* SET EXERCISE
In the material below, edit the stretch from the line containing "cell-number: 8 bbox=[89, 97, 115, 137]" through the line containing "flag-cell-content bbox=[0, 150, 9, 204]" so that every "hidden-tile" becomes "covered-tile", and give back only those lines with nothing else altered.
# start of LISTING
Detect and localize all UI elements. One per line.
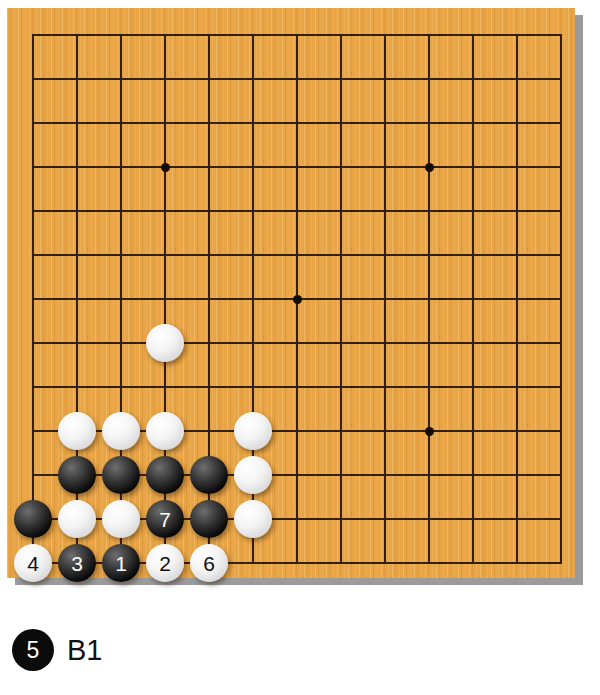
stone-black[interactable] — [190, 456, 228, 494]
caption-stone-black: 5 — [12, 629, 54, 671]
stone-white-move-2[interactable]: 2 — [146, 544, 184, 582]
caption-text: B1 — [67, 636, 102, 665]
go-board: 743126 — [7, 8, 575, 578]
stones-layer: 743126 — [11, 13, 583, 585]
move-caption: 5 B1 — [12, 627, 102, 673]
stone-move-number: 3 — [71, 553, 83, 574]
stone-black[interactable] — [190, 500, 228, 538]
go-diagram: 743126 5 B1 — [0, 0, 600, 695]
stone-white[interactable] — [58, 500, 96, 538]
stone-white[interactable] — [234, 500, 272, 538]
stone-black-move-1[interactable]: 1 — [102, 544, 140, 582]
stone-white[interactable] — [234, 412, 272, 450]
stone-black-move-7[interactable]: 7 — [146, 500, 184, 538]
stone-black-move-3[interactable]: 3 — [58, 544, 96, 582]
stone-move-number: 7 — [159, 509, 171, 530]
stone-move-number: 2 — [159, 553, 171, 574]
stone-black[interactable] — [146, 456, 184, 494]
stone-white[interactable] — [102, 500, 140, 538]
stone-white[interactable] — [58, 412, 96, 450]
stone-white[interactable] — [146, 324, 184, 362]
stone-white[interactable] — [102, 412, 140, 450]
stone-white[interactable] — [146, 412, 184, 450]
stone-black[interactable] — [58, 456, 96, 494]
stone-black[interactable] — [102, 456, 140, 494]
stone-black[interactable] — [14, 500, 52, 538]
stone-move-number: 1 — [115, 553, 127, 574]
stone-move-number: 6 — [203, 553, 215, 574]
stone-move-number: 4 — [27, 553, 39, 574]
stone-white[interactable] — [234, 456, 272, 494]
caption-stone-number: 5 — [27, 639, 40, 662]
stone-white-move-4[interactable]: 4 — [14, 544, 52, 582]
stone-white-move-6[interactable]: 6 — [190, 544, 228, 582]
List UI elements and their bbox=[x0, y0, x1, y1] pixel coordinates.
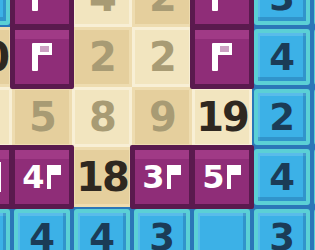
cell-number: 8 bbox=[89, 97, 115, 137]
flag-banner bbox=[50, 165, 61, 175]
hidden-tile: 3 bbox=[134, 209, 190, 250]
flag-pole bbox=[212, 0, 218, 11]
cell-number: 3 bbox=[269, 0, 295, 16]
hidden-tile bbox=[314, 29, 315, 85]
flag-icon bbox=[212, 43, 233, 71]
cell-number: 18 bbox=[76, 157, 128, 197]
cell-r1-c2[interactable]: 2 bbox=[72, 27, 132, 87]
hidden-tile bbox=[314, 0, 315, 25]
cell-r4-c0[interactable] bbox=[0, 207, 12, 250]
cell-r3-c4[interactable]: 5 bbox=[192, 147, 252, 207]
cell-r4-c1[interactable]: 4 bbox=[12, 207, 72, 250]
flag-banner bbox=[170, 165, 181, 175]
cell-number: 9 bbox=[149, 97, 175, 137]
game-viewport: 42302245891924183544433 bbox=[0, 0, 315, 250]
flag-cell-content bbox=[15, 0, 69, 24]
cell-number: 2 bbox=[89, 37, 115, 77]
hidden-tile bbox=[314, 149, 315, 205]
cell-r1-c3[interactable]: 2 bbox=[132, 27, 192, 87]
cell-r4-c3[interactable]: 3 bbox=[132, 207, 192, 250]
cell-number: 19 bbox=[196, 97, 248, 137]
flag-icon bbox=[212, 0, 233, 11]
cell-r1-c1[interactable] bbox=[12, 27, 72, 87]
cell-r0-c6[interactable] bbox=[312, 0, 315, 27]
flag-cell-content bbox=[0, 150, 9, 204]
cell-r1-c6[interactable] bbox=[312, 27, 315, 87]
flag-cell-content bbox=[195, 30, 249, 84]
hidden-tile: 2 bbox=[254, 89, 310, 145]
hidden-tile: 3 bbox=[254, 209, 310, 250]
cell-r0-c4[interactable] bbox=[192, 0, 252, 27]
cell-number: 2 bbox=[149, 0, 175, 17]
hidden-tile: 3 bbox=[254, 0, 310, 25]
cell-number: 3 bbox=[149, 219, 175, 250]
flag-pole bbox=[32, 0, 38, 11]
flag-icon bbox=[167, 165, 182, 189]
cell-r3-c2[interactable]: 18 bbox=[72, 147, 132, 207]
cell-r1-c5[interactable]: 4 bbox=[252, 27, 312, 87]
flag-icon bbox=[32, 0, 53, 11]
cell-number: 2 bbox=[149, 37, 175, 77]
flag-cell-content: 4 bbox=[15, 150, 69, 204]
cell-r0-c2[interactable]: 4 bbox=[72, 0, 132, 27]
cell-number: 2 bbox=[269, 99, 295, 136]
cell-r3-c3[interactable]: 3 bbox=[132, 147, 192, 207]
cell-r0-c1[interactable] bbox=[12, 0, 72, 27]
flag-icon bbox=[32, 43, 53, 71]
# end of LISTING
* FINAL ANSWER
cell-number: 8 bbox=[89, 97, 115, 137]
flag-banner bbox=[50, 165, 61, 175]
covered-tile: 3 bbox=[134, 209, 190, 250]
flag-pole bbox=[212, 0, 218, 11]
cell-number: 3 bbox=[269, 0, 295, 16]
covered-tile bbox=[314, 29, 315, 85]
flag-icon bbox=[212, 43, 233, 71]
cell-number: 18 bbox=[76, 157, 128, 197]
cell-r1-c2[interactable]: 2 bbox=[72, 27, 132, 87]
covered-tile bbox=[314, 0, 315, 25]
cell-r4-c0[interactable] bbox=[0, 207, 12, 250]
cell-r3-c4[interactable]: 5 bbox=[192, 147, 252, 207]
cell-r4-c1[interactable]: 4 bbox=[12, 207, 72, 250]
flag-banner bbox=[170, 165, 181, 175]
cell-number: 9 bbox=[149, 97, 175, 137]
game-viewport: 42302245891924183544433 bbox=[0, 0, 315, 250]
flag-cell-content bbox=[15, 0, 69, 24]
cell-number: 2 bbox=[89, 37, 115, 77]
covered-tile bbox=[314, 149, 315, 205]
cell-r1-c3[interactable]: 2 bbox=[132, 27, 192, 87]
cell-r4-c3[interactable]: 3 bbox=[132, 207, 192, 250]
cell-number: 19 bbox=[196, 97, 248, 137]
flag-icon bbox=[212, 0, 233, 11]
cell-r1-c1[interactable] bbox=[12, 27, 72, 87]
cell-r0-c6[interactable] bbox=[312, 0, 315, 27]
flag-cell-content bbox=[0, 150, 9, 204]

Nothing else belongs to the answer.